#### Dataset listings of figures:
- - - - -
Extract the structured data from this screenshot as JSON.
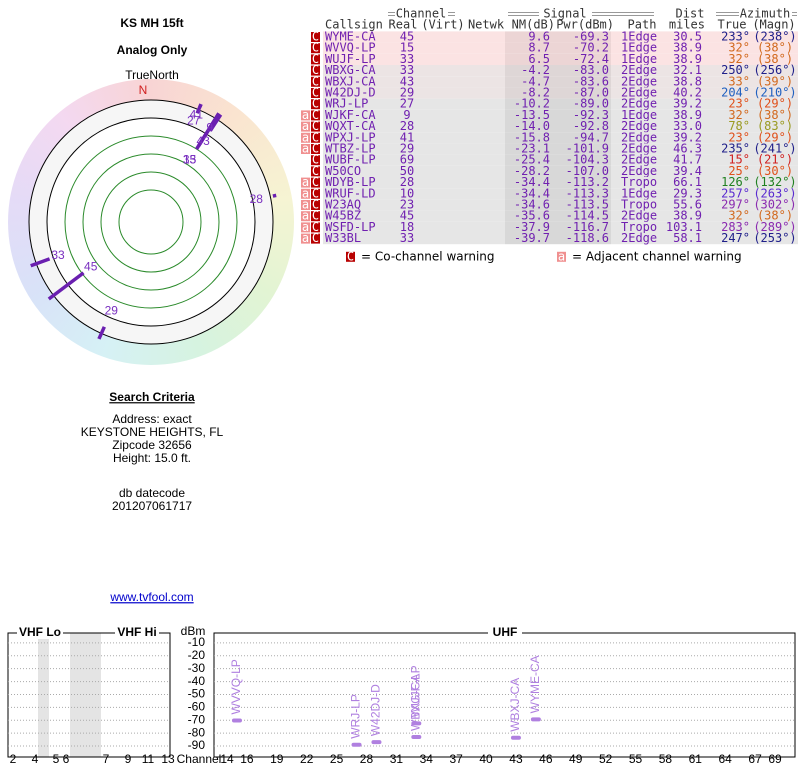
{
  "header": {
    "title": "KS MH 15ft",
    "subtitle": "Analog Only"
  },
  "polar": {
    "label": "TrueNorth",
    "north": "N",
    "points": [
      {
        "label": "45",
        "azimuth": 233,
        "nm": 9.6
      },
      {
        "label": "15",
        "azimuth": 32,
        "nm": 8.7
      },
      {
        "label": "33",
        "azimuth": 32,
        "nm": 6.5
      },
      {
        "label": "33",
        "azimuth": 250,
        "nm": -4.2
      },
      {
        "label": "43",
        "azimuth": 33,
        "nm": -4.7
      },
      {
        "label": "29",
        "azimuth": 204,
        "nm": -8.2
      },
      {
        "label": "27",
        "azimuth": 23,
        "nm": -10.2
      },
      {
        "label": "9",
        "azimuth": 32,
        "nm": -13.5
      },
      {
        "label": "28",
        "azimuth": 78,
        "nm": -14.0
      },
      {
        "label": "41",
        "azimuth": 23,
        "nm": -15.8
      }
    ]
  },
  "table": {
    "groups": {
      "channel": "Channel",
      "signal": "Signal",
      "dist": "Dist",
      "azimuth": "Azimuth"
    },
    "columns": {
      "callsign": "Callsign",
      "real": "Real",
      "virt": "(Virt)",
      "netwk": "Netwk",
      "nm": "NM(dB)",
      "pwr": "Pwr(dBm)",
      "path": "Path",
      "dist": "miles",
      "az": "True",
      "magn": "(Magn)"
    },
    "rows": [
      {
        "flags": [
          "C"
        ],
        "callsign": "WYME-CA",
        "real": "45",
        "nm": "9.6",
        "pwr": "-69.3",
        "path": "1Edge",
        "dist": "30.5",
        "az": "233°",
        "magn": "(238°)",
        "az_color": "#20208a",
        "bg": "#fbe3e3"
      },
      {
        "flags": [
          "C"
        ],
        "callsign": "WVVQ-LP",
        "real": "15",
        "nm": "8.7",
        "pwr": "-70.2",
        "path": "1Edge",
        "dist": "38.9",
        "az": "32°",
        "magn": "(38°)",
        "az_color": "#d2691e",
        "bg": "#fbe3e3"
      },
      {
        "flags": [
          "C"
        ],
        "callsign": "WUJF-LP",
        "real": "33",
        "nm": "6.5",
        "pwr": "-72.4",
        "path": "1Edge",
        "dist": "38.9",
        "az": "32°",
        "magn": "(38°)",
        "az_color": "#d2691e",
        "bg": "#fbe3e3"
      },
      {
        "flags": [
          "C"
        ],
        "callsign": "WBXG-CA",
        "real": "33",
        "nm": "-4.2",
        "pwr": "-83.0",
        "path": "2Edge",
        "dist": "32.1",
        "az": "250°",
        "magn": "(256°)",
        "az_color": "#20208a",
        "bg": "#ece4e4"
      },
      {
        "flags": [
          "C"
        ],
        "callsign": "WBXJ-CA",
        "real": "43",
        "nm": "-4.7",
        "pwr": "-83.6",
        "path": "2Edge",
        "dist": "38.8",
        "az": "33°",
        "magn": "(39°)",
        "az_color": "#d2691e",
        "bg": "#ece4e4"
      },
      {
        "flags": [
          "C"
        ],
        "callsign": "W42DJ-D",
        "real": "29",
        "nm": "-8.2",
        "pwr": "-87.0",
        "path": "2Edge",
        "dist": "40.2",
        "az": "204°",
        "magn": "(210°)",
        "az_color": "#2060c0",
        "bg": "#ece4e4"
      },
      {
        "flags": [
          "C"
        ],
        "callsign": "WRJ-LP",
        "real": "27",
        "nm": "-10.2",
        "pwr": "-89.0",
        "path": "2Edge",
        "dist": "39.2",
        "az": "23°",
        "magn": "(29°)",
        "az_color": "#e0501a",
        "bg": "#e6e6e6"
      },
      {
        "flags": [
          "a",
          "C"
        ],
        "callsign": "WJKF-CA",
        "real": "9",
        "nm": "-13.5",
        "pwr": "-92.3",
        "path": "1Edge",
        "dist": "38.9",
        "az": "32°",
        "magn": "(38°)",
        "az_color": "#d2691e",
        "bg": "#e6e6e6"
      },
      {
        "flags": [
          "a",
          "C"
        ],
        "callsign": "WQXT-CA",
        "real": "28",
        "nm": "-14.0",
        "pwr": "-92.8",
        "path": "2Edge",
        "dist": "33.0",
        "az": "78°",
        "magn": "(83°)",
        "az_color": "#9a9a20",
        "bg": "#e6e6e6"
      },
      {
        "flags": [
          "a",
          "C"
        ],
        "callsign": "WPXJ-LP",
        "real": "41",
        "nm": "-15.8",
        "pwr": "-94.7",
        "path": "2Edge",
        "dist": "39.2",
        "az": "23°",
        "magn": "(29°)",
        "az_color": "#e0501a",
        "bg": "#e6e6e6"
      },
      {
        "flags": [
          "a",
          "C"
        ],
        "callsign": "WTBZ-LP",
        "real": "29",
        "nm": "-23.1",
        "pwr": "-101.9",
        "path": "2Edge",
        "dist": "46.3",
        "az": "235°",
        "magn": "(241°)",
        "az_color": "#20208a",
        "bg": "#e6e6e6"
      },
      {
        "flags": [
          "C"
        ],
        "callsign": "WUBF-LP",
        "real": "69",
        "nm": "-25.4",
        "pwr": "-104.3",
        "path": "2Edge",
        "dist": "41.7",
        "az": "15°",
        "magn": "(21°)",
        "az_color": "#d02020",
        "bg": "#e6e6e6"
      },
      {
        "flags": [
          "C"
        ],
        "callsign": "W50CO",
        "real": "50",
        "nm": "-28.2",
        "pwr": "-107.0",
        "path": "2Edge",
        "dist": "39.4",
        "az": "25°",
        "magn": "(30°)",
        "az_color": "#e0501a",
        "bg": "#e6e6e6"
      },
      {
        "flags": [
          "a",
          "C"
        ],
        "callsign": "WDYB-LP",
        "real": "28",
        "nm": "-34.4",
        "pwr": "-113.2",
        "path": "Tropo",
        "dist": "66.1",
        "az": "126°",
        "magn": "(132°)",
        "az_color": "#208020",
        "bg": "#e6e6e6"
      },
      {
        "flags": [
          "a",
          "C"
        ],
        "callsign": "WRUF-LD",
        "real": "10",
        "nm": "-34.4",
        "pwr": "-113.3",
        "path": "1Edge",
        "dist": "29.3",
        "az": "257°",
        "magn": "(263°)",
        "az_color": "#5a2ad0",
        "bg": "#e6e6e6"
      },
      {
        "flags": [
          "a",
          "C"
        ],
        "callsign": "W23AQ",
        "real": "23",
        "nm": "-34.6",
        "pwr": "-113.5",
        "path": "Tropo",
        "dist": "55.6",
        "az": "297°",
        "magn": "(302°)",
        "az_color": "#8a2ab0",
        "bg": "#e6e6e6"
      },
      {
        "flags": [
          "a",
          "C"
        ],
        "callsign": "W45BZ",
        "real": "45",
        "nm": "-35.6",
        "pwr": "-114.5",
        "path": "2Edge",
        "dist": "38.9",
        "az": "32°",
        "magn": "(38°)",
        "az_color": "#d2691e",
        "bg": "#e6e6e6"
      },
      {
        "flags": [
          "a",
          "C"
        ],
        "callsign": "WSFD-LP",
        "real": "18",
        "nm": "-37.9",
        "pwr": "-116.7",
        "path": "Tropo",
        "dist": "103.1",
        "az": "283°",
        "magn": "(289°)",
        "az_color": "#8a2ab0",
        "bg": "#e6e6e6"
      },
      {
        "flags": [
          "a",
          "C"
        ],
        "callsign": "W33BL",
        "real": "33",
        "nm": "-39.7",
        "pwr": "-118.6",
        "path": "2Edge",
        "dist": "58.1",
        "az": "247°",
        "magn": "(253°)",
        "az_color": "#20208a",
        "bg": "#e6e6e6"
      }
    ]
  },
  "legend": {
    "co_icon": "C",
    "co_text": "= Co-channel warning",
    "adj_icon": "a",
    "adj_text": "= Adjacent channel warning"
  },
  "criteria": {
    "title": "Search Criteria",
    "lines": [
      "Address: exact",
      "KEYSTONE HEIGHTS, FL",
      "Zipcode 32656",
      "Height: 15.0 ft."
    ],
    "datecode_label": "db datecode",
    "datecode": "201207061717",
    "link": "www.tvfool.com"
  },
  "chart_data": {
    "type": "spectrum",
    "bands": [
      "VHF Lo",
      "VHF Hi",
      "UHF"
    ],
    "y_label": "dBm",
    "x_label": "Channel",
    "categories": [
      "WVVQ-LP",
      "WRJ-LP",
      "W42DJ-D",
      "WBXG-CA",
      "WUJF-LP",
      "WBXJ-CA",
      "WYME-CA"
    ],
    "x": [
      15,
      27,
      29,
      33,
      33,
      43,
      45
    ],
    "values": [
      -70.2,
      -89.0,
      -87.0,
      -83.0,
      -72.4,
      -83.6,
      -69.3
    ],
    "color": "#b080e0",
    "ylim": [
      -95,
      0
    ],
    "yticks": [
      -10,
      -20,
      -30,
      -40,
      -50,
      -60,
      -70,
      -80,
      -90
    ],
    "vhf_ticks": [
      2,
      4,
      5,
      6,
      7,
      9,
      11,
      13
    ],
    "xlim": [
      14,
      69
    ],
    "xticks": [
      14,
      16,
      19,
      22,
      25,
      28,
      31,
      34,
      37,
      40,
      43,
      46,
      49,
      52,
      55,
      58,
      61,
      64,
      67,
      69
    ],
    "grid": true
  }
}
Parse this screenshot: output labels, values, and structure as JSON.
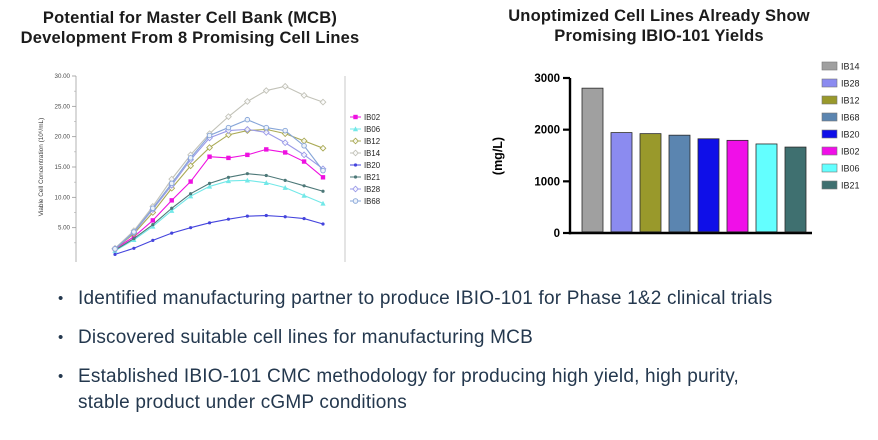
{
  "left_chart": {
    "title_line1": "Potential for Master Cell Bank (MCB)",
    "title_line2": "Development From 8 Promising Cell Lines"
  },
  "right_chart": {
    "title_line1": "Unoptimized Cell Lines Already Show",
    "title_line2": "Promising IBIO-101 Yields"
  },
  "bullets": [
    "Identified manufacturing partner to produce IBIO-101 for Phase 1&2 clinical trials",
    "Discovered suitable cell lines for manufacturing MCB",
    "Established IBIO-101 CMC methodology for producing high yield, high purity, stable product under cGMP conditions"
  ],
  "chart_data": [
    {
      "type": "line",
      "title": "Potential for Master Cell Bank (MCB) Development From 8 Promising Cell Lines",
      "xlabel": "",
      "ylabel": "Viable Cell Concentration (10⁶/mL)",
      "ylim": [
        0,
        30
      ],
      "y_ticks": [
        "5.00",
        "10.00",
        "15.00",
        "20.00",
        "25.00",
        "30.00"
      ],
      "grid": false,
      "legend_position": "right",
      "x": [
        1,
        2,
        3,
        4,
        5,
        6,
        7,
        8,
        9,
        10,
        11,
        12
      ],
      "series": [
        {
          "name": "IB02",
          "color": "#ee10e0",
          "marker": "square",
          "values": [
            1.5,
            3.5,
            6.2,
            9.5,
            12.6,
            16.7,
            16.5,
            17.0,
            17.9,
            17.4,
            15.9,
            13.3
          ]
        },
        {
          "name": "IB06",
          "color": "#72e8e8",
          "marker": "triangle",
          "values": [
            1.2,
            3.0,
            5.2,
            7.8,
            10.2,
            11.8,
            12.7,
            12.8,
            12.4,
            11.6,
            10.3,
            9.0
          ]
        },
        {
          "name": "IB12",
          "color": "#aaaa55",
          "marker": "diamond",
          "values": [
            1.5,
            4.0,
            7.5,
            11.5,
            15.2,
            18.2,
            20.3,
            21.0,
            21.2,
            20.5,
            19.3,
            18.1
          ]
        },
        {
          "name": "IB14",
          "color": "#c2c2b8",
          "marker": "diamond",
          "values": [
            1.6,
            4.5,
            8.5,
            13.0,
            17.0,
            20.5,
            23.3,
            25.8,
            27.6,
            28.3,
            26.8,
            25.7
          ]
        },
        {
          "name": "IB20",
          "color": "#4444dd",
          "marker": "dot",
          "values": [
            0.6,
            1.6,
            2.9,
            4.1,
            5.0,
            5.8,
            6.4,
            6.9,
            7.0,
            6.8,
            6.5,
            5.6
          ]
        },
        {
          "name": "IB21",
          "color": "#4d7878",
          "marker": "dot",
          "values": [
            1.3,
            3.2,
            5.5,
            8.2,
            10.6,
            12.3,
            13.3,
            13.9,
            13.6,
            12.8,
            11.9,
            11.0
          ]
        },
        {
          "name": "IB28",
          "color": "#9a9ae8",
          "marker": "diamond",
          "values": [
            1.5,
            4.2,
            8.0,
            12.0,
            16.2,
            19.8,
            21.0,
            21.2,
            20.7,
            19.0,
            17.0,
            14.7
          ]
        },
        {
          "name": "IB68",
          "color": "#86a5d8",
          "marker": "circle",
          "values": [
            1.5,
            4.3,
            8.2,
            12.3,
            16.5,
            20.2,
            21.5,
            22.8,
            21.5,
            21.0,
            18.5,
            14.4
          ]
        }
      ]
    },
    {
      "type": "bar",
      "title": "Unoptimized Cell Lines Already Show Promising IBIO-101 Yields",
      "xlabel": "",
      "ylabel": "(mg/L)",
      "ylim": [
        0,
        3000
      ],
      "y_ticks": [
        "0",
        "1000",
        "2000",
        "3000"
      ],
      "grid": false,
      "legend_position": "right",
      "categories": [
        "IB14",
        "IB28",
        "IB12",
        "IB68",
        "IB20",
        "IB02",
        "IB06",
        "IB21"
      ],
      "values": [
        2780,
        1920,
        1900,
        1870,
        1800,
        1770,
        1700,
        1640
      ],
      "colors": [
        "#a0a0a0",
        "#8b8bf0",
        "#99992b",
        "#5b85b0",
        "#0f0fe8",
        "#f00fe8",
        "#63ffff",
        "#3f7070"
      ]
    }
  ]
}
- - - - -
Reproduce every line from the entries that holds the word "Yields".

    "title_line2": "Promising IBIO-101 Yields"
      "title": "Unoptimized Cell Lines Already Show Promising IBIO-101 Yields",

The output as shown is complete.